INFORMATION GIVEN ::
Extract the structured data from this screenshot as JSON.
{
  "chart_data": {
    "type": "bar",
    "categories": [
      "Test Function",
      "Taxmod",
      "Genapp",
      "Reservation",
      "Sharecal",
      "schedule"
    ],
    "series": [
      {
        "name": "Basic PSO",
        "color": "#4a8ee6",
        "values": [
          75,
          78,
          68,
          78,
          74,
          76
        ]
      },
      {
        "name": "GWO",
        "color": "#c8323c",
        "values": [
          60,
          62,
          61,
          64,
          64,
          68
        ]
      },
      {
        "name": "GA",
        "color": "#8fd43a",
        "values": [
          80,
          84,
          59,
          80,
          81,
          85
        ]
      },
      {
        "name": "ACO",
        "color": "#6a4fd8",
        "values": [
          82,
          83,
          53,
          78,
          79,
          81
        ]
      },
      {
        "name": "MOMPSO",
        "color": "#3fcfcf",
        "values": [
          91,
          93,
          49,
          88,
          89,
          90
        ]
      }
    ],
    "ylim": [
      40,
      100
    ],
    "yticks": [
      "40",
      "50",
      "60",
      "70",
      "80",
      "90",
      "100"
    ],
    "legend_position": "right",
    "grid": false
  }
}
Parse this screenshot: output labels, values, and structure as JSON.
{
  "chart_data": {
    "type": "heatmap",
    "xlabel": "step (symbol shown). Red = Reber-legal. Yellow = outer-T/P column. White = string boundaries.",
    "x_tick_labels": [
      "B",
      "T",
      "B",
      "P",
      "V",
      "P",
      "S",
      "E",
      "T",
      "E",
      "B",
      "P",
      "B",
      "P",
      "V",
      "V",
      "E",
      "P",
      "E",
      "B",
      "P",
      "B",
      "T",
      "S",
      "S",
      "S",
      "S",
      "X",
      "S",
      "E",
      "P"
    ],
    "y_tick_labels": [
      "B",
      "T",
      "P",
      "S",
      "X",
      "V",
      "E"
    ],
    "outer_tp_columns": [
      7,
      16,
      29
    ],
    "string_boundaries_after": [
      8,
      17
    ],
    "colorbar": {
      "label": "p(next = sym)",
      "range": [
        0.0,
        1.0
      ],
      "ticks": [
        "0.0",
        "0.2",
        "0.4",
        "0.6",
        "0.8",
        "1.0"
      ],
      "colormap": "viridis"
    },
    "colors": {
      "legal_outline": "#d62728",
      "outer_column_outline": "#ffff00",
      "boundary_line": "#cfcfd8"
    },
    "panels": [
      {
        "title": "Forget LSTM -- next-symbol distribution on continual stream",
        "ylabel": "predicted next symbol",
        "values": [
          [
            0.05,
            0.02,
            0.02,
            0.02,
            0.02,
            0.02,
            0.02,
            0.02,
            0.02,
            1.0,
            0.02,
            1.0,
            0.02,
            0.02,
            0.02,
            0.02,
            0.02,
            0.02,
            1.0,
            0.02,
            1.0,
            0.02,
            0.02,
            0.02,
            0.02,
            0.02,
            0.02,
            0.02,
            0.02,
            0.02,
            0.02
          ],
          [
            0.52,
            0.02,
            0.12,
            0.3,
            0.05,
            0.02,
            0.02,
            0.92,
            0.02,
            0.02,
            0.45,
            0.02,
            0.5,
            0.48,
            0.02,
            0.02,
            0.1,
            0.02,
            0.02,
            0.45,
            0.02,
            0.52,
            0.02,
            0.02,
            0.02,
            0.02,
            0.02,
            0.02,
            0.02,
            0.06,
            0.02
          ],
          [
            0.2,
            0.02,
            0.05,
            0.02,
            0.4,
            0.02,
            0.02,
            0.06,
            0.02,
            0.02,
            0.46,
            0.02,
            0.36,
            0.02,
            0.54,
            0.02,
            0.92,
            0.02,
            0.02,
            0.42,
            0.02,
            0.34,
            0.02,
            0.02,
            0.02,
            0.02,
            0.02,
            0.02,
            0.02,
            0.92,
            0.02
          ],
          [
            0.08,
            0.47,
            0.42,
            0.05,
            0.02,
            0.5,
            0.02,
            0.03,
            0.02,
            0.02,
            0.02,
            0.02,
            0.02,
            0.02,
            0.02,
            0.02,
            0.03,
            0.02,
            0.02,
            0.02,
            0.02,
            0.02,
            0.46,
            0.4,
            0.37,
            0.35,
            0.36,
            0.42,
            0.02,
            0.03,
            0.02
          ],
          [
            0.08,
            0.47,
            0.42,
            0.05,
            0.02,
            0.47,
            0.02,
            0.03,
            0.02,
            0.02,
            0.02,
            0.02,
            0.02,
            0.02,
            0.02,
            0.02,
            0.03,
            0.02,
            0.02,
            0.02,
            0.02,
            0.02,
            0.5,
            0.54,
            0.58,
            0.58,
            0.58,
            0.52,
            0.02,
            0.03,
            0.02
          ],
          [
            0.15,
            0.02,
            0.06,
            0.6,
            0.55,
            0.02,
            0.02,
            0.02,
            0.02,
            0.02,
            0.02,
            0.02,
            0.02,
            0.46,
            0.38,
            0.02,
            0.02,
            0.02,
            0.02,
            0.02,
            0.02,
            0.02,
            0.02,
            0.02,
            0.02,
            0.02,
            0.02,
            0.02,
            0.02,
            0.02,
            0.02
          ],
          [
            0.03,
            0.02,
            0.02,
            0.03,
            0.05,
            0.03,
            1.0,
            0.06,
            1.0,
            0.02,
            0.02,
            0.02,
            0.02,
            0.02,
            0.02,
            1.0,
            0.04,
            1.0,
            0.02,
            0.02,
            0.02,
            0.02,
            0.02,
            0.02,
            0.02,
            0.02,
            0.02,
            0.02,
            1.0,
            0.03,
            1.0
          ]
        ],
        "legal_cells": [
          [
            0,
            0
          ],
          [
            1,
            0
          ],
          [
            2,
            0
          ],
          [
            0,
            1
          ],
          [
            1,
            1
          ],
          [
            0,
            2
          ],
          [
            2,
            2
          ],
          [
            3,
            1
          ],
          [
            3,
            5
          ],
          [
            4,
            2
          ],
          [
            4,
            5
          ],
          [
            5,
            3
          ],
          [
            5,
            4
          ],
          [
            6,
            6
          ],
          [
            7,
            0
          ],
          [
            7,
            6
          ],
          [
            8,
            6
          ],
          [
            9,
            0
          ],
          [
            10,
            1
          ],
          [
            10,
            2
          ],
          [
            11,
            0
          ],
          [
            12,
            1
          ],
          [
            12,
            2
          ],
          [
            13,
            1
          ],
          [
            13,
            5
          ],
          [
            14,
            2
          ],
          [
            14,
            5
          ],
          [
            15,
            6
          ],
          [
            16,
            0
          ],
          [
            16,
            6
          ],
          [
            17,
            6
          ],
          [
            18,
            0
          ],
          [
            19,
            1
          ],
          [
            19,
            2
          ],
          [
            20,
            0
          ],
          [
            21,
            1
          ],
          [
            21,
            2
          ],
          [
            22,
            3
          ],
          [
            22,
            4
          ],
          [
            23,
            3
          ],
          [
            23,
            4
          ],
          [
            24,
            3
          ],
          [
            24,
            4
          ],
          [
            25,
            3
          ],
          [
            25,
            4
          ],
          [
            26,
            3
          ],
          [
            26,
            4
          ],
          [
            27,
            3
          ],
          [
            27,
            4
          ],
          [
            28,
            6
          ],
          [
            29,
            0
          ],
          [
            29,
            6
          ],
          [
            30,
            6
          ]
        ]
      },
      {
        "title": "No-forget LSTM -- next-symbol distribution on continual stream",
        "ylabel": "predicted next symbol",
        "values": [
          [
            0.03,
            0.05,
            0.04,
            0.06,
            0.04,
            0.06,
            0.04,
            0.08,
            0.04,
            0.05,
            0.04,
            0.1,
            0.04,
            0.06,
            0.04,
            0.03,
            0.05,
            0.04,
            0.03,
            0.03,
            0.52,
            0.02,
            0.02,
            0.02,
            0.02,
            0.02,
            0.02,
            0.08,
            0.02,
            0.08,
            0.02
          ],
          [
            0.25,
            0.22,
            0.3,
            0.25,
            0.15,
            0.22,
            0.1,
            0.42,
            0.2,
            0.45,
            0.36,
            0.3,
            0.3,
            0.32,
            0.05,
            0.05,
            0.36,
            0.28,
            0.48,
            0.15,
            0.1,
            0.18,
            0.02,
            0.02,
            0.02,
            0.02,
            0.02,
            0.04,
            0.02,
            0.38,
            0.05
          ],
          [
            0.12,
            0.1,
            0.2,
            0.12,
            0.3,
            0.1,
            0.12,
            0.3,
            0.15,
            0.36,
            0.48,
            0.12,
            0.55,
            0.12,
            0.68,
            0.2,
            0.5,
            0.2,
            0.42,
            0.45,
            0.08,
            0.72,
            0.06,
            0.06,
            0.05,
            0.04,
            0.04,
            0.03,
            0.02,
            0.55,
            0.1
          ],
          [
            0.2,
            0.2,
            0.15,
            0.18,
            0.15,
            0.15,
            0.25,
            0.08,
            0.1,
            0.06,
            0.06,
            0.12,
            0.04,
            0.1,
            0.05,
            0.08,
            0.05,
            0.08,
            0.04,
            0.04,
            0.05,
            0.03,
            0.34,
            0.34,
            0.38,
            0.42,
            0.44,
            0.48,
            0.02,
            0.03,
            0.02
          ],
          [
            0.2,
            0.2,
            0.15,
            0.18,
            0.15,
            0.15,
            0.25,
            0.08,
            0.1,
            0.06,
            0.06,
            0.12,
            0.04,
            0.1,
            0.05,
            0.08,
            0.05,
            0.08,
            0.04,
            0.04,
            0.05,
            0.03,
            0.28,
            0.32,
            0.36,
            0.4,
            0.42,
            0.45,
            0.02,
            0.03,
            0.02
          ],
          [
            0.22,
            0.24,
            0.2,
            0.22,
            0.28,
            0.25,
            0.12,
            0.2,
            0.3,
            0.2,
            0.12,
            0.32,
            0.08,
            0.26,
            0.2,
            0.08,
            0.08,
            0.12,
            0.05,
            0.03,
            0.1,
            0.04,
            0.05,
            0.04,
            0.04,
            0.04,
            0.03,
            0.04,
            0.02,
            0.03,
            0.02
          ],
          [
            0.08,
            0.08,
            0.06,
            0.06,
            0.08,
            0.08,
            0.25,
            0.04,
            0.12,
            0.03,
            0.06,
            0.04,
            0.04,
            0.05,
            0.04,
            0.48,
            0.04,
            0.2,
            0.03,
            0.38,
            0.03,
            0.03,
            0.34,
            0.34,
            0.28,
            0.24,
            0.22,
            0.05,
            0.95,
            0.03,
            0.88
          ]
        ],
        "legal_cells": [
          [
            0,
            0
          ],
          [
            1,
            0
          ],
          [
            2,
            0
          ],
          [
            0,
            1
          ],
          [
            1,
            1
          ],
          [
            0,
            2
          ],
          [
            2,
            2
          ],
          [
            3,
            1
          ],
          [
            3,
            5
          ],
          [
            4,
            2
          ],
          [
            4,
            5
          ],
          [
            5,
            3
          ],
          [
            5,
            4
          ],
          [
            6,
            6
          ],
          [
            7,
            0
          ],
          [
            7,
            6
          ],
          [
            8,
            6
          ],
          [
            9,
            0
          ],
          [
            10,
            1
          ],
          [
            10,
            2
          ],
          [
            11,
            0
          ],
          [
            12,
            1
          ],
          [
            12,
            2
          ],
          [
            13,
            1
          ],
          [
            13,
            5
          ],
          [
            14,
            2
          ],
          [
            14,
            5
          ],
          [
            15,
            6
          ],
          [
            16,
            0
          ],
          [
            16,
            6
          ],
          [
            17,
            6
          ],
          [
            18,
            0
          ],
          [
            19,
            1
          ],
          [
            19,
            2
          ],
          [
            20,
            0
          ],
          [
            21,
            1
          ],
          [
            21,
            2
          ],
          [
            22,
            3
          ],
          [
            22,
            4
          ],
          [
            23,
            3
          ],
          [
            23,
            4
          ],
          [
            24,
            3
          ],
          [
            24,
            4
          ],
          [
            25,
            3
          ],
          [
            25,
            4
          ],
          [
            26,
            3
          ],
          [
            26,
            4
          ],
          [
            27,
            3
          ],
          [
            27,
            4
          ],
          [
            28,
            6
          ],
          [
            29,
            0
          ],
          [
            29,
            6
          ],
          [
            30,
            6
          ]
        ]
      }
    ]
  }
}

EXERCISE TASK ::
Say how many lines contain the string "continual", giving nothing but the count.

CORRECT ANSWER ::
2